> _Directions for this task_: Identify and pull out each line of the entries in which "text" occurs.

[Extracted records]
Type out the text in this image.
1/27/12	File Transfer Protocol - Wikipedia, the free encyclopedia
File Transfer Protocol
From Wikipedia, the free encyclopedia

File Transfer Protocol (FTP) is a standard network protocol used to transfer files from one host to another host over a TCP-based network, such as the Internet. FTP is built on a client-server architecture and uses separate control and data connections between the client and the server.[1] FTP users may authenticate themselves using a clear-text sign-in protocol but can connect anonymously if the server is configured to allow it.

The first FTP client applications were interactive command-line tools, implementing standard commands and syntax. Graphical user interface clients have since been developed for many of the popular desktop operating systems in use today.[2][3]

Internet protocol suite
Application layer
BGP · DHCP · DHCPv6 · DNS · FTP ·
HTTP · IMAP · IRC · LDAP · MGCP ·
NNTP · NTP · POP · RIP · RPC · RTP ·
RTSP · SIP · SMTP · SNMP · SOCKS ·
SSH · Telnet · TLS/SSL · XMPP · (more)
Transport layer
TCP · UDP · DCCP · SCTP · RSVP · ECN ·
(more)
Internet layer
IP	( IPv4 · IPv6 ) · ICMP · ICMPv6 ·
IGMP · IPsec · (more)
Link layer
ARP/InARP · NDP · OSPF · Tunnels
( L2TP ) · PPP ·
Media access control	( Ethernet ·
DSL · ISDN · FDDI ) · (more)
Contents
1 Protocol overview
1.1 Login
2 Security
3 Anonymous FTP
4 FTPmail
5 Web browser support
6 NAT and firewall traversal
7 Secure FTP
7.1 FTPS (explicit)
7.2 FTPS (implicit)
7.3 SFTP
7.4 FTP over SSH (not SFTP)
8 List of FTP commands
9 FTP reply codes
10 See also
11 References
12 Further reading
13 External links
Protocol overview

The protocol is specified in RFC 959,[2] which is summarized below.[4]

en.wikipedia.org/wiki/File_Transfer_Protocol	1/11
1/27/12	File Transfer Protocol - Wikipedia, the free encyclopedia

> _Solution for this exercise_:
Type out the text in this image.
File Transfer Protocol (FTP) is a standard network protocol used to transfer files from one host to another host over a TCP-based network, such as the Internet. FTP is built on a client-server architecture and uses separate control and data connections between the client and the server.[1] FTP users may authenticate themselves using a clear-text sign-in protocol but can connect anonymously if the server is configured to allow it.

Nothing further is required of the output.